▶ _What is expected_: Output the entries below exactly as written, omitting pictures.

▶ _Entries supplied_:
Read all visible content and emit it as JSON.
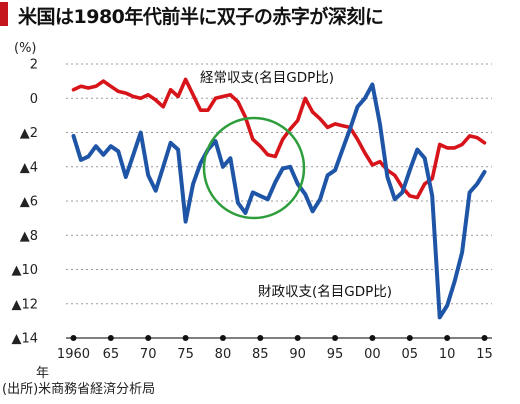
{
  "chart_data": {
    "type": "line",
    "title": "米国は1980年代前半に双子の赤字が深刻に",
    "ylabel": "(%)",
    "xunit": "年",
    "source": "(出所)米商務省経済分析局",
    "ylim": [
      -14,
      2
    ],
    "xlim": [
      1959,
      2016
    ],
    "yticks": [
      {
        "value": 2,
        "label": "2"
      },
      {
        "value": 0,
        "label": "0"
      },
      {
        "value": -2,
        "label": "▲2"
      },
      {
        "value": -4,
        "label": "▲4"
      },
      {
        "value": -6,
        "label": "▲6"
      },
      {
        "value": -8,
        "label": "▲8"
      },
      {
        "value": -10,
        "label": "▲10"
      },
      {
        "value": -12,
        "label": "▲12"
      },
      {
        "value": -14,
        "label": "▲14"
      }
    ],
    "xticks": [
      {
        "value": 1960,
        "label": "1960"
      },
      {
        "value": 1965,
        "label": "65"
      },
      {
        "value": 1970,
        "label": "70"
      },
      {
        "value": 1975,
        "label": "75"
      },
      {
        "value": 1980,
        "label": "80"
      },
      {
        "value": 1985,
        "label": "85"
      },
      {
        "value": 1990,
        "label": "90"
      },
      {
        "value": 1995,
        "label": "95"
      },
      {
        "value": 2000,
        "label": "00"
      },
      {
        "value": 2005,
        "label": "05"
      },
      {
        "value": 2010,
        "label": "10"
      },
      {
        "value": 2015,
        "label": "15"
      }
    ],
    "grid": true,
    "series": [
      {
        "name": "経常収支(名目GDP比)",
        "color": "#d7141a",
        "x": [
          1960,
          1961,
          1962,
          1963,
          1964,
          1965,
          1966,
          1967,
          1968,
          1969,
          1970,
          1971,
          1972,
          1973,
          1974,
          1975,
          1976,
          1977,
          1978,
          1979,
          1980,
          1981,
          1982,
          1983,
          1984,
          1985,
          1986,
          1987,
          1988,
          1989,
          1990,
          1991,
          1992,
          1993,
          1994,
          1995,
          1996,
          1997,
          1998,
          1999,
          2000,
          2001,
          2002,
          2003,
          2004,
          2005,
          2006,
          2007,
          2008,
          2009,
          2010,
          2011,
          2012,
          2013,
          2014,
          2015
        ],
        "values": [
          0.5,
          0.7,
          0.6,
          0.7,
          1.0,
          0.7,
          0.4,
          0.3,
          0.1,
          0.0,
          0.2,
          -0.1,
          -0.5,
          0.5,
          0.1,
          1.1,
          0.2,
          -0.7,
          -0.7,
          0.0,
          0.1,
          0.2,
          -0.2,
          -1.1,
          -2.4,
          -2.8,
          -3.3,
          -3.4,
          -2.4,
          -1.8,
          -1.3,
          0.0,
          -0.8,
          -1.2,
          -1.7,
          -1.5,
          -1.6,
          -1.7,
          -2.4,
          -3.2,
          -3.9,
          -3.7,
          -4.2,
          -4.5,
          -5.2,
          -5.7,
          -5.8,
          -5.0,
          -4.7,
          -2.7,
          -2.9,
          -2.9,
          -2.7,
          -2.2,
          -2.3,
          -2.6
        ]
      },
      {
        "name": "財政収支(名目GDP比)",
        "color": "#1f55a6",
        "x": [
          1960,
          1961,
          1962,
          1963,
          1964,
          1965,
          1966,
          1967,
          1968,
          1969,
          1970,
          1971,
          1972,
          1973,
          1974,
          1975,
          1976,
          1977,
          1978,
          1979,
          1980,
          1981,
          1982,
          1983,
          1984,
          1985,
          1986,
          1987,
          1988,
          1989,
          1990,
          1991,
          1992,
          1993,
          1994,
          1995,
          1996,
          1997,
          1998,
          1999,
          2000,
          2001,
          2002,
          2003,
          2004,
          2005,
          2006,
          2007,
          2008,
          2009,
          2010,
          2011,
          2012,
          2013,
          2014,
          2015
        ],
        "values": [
          -2.2,
          -3.6,
          -3.4,
          -2.8,
          -3.3,
          -2.8,
          -3.1,
          -4.6,
          -3.3,
          -2.0,
          -4.5,
          -5.4,
          -4.0,
          -2.6,
          -3.0,
          -7.2,
          -5.0,
          -3.8,
          -3.0,
          -2.5,
          -4.0,
          -3.5,
          -6.1,
          -6.7,
          -5.5,
          -5.7,
          -5.9,
          -4.9,
          -4.1,
          -4.0,
          -5.0,
          -5.6,
          -6.6,
          -5.9,
          -4.5,
          -4.2,
          -3.0,
          -1.8,
          -0.5,
          0.0,
          0.8,
          -1.5,
          -4.6,
          -5.9,
          -5.5,
          -4.2,
          -3.0,
          -3.5,
          -5.7,
          -12.8,
          -12.1,
          -10.7,
          -9.0,
          -5.5,
          -5.0,
          -4.3
        ]
      }
    ]
  }
}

▶ _Written response_:
Read all visible content and emit it as JSON.
{
  "chart_data": {
    "type": "line",
    "title": "米国は1980年代前半に双子の赤字が深刻に",
    "ylabel": "(%)",
    "xunit": "年",
    "source": "(出所)米商務省経済分析局",
    "ylim": [
      -14,
      2
    ],
    "xlim": [
      1959,
      2016
    ],
    "yticks": [
      {
        "value": 2,
        "label": "2"
      },
      {
        "value": 0,
        "label": "0"
      },
      {
        "value": -2,
        "label": "▲2"
      },
      {
        "value": -4,
        "label": "▲4"
      },
      {
        "value": -6,
        "label": "▲6"
      },
      {
        "value": -8,
        "label": "▲8"
      },
      {
        "value": -10,
        "label": "▲10"
      },
      {
        "value": -12,
        "label": "▲12"
      },
      {
        "value": -14,
        "label": "▲14"
      }
    ],
    "xticks": [
      {
        "value": 1960,
        "label": "1960"
      },
      {
        "value": 1965,
        "label": "65"
      },
      {
        "value": 1970,
        "label": "70"
      },
      {
        "value": 1975,
        "label": "75"
      },
      {
        "value": 1980,
        "label": "80"
      },
      {
        "value": 1985,
        "label": "85"
      },
      {
        "value": 1990,
        "label": "90"
      },
      {
        "value": 1995,
        "label": "95"
      },
      {
        "value": 2000,
        "label": "00"
      },
      {
        "value": 2005,
        "label": "05"
      },
      {
        "value": 2010,
        "label": "10"
      },
      {
        "value": 2015,
        "label": "15"
      }
    ],
    "grid": true,
    "series": [
      {
        "name": "経常収支(名目GDP比)",
        "color": "#d7141a",
        "x": [
          1960,
          1961,
          1962,
          1963,
          1964,
          1965,
          1966,
          1967,
          1968,
          1969,
          1970,
          1971,
          1972,
          1973,
          1974,
          1975,
          1976,
          1977,
          1978,
          1979,
          1980,
          1981,
          1982,
          1983,
          1984,
          1985,
          1986,
          1987,
          1988,
          1989,
          1990,
          1991,
          1992,
          1993,
          1994,
          1995,
          1996,
          1997,
          1998,
          1999,
          2000,
          2001,
          2002,
          2003,
          2004,
          2005,
          2006,
          2007,
          2008,
          2009,
          2010,
          2011,
          2012,
          2013,
          2014,
          2015
        ],
        "values": [
          0.5,
          0.7,
          0.6,
          0.7,
          1.0,
          0.7,
          0.4,
          0.3,
          0.1,
          0.0,
          0.2,
          -0.1,
          -0.5,
          0.5,
          0.1,
          1.1,
          0.2,
          -0.7,
          -0.7,
          0.0,
          0.1,
          0.2,
          -0.2,
          -1.1,
          -2.4,
          -2.8,
          -3.3,
          -3.4,
          -2.4,
          -1.8,
          -1.3,
          0.0,
          -0.8,
          -1.2,
          -1.7,
          -1.5,
          -1.6,
          -1.7,
          -2.4,
          -3.2,
          -3.9,
          -3.7,
          -4.2,
          -4.5,
          -5.2,
          -5.7,
          -5.8,
          -5.0,
          -4.7,
          -2.7,
          -2.9,
          -2.9,
          -2.7,
          -2.2,
          -2.3,
          -2.6
        ]
      },
      {
        "name": "財政収支(名目GDP比)",
        "color": "#1f55a6",
        "x": [
          1960,
          1961,
          1962,
          1963,
          1964,
          1965,
          1966,
          1967,
          1968,
          1969,
          1970,
          1971,
          1972,
          1973,
          1974,
          1975,
          1976,
          1977,
          1978,
          1979,
          1980,
          1981,
          1982,
          1983,
          1984,
          1985,
          1986,
          1987,
          1988,
          1989,
          1990,
          1991,
          1992,
          1993,
          1994,
          1995,
          1996,
          1997,
          1998,
          1999,
          2000,
          2001,
          2002,
          2003,
          2004,
          2005,
          2006,
          2007,
          2008,
          2009,
          2010,
          2011,
          2012,
          2013,
          2014,
          2015
        ],
        "values": [
          -2.2,
          -3.6,
          -3.4,
          -2.8,
          -3.3,
          -2.8,
          -3.1,
          -4.6,
          -3.3,
          -2.0,
          -4.5,
          -5.4,
          -4.0,
          -2.6,
          -3.0,
          -7.2,
          -5.0,
          -3.8,
          -3.0,
          -2.5,
          -4.0,
          -3.5,
          -6.1,
          -6.7,
          -5.5,
          -5.7,
          -5.9,
          -4.9,
          -4.1,
          -4.0,
          -5.0,
          -5.6,
          -6.6,
          -5.9,
          -4.5,
          -4.2,
          -3.0,
          -1.8,
          -0.5,
          0.0,
          0.8,
          -1.5,
          -4.6,
          -5.9,
          -5.5,
          -4.2,
          -3.0,
          -3.5,
          -5.7,
          -12.8,
          -12.1,
          -10.7,
          -9.0,
          -5.5,
          -5.0,
          -4.3
        ]
      }
    ]
  }
}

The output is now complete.